The task | A verbatim copy of the records is required, with all pictures left out.

Material to process |
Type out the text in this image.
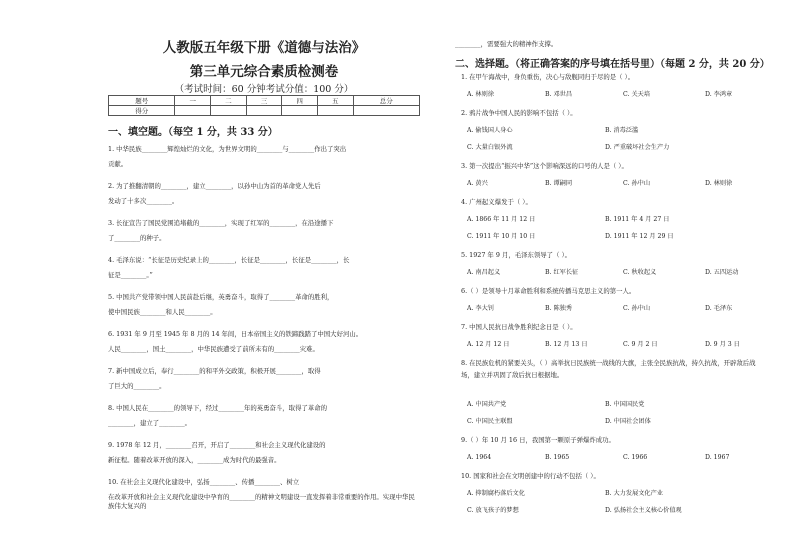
人教版五年级下册《道德与法治》
第三单元综合素质检测卷
（考试时间：60 分钟考试分值：100 分）
题号	一	二	三	四	五	总分
得分						
一、填空题。（每空 1 分，共 33 分）
1. 中华民族________辉煌灿烂的文化，为世界文明的________与________作出了突出
贡献。
2. 为了推翻清朝的________，建立________，以孙中山为首的革命党人先后
发动了十多次________。
3. 长征宣告了国民党围追堵截的________，实现了红军的________，在沿途播下
了________的种子。
4. 毛泽东说：“长征是历史纪录上的________，长征是________，长征是________，长
征是________。”
5. 中国共产党带领中国人民前赴后继，英勇奋斗，取得了________革命的胜利，
使中国民族________和人民________。
6. 1931 年 9 月至 1945 年 8 月的 14 年间，日本帝国主义的铁蹄践踏了中国大好河山。
人民________，国土________，中华民族遭受了前所未有的________灾难。
7. 新中国成立后，奉行________的和平外交政策，积极开展________，取得
了巨大的________。
8. 中国人民在________的领导下，经过________年的英勇奋斗，取得了革命的
________，建立了________。
9. 1978 年 12 月，________召开，开启了________和社会主义现代化建设的
新征程。随着改革开放的深入，________成为时代的最强音。
10. 在社会主义现代化建设中，弘扬________、传播________、树立
在改革开放和社会主义现代化建设中孕育的________的精神文明建设一直发挥着非常重要的作用。实现中华民族伟大复兴的
________，需要强大的精神作支撑。
二、选择题。（将正确答案的序号填在括号里）（每题 2 分，共 20 分）
1. 在甲午海战中，身负重伤，决心与敌舰同归于尽的是（ ）。
A. 林则徐	B. 邓世昌	C. 关天培	D. 李鸿章
2. 鸦片战争中国人民的影响不包括（ ）。
A. 偷钱国人身心	B. 消毒泛滥
C. 大量白银外流	D. 严重破坏社会生产力
3. 第一次提出“振兴中华”这个影响深远的口号的人是（ ）。
A. 黄兴	B. 谭嗣同	C. 孙中山	D. 林则徐
4. 广州起义爆发于（ ）。
A. 1866 年 11 月 12 日	B. 1911 年 4 月 27 日
C. 1911 年 10 月 10 日	D. 1911 年 12 月 29 日
5. 1927 年 9 月，毛泽东领导了（ ）。
A. 南昌起义	B. 红军长征	C. 秋收起义	D. 五四运动
6.（ ）是领导十月革命胜利和系统传播马克思主义的第一人。
A. 李大钊	B. 陈独秀	C. 孙中山	D. 毛泽东
7. 中国人民抗日战争胜利纪念日是（ ）。
A. 12 月 12 日	B. 12 月 13 日	C. 9 月 2 日	D. 9 月 3 日
8. 在民族危机的紧要关头，（ ）高举抗日民族统一战线的大旗，主张全民族抗战，持久抗战，开辟敌后战场，建立并巩固了敌后抗日根据地。
A. 中国共产党	B. 中国国民党
C. 中国民主联盟	D. 中国社会团体
9.（ ）年 10 月 16 日，我国第一颗原子弹爆炸成功。
A. 1964	B. 1965	C. 1966	D. 1967
10. 国家和社会在文明创建中的行动不包括（ ）。
A. 抑制腐朽落后文化	B. 大力发展文化产业
C. 放飞孩子的梦想	D. 弘扬社会主义核心价值观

Result |
Type out the text in this image.
人教版五年级下册《道德与法治》
第三单元综合素质检测卷
（考试时间：60 分钟考试分值：100 分）
题号	一	二	三	四	五	总分
得分						
一、填空题。（每空 1 分，共 33 分）
1. 中华民族________辉煌灿烂的文化，为世界文明的________与________作出了突出
贡献。
2. 为了推翻清朝的________，建立________，以孙中山为首的革命党人先后
发动了十多次________。
3. 长征宣告了国民党围追堵截的________，实现了红军的________，在沿途播下
了________的种子。
4. 毛泽东说：“长征是历史纪录上的________，长征是________，长征是________，长
征是________。”
5. 中国共产党带领中国人民前赴后继，英勇奋斗，取得了________革命的胜利，
使中国民族________和人民________。
6. 1931 年 9 月至 1945 年 8 月的 14 年间，日本帝国主义的铁蹄践踏了中国大好河山。
人民________，国土________，中华民族遭受了前所未有的________灾难。
7. 新中国成立后，奉行________的和平外交政策，积极开展________，取得
了巨大的________。
8. 中国人民在________的领导下，经过________年的英勇奋斗，取得了革命的
________，建立了________。
9. 1978 年 12 月，________召开，开启了________和社会主义现代化建设的
新征程。随着改革开放的深入，________成为时代的最强音。
10. 在社会主义现代化建设中，弘扬________、传播________、树立
在改革开放和社会主义现代化建设中孕育的________的精神文明建设一直发挥着非常重要的作用。实现中华民族伟大复兴的
________，需要强大的精神作支撑。
二、选择题。（将正确答案的序号填在括号里）（每题 2 分，共 20 分）
1. 在甲午海战中，身负重伤，决心与敌舰同归于尽的是（ ）。
A. 林则徐	B. 邓世昌	C. 关天培	D. 李鸿章
2. 鸦片战争中国人民的影响不包括（ ）。
A. 偷钱国人身心	B. 消毒泛滥
C. 大量白银外流	D. 严重破坏社会生产力
3. 第一次提出“振兴中华”这个影响深远的口号的人是（ ）。
A. 黄兴	B. 谭嗣同	C. 孙中山	D. 林则徐
4. 广州起义爆发于（ ）。
A. 1866 年 11 月 12 日	B. 1911 年 4 月 27 日
C. 1911 年 10 月 10 日	D. 1911 年 12 月 29 日
5. 1927 年 9 月，毛泽东领导了（ ）。
A. 南昌起义	B. 红军长征	C. 秋收起义	D. 五四运动
6.（ ）是领导十月革命胜利和系统传播马克思主义的第一人。
A. 李大钊	B. 陈独秀	C. 孙中山	D. 毛泽东
7. 中国人民抗日战争胜利纪念日是（ ）。
A. 12 月 12 日	B. 12 月 13 日	C. 9 月 2 日	D. 9 月 3 日
8. 在民族危机的紧要关头，（ ）高举抗日民族统一战线的大旗，主张全民族抗战，持久抗战，开辟敌后战场，建立并巩固了敌后抗日根据地。
A. 中国共产党	B. 中国国民党
C. 中国民主联盟	D. 中国社会团体
9.（ ）年 10 月 16 日，我国第一颗原子弹爆炸成功。
A. 1964	B. 1965	C. 1966	D. 1967
10. 国家和社会在文明创建中的行动不包括（ ）。
A. 抑制腐朽落后文化	B. 大力发展文化产业
C. 放飞孩子的梦想	D. 弘扬社会主义核心价值观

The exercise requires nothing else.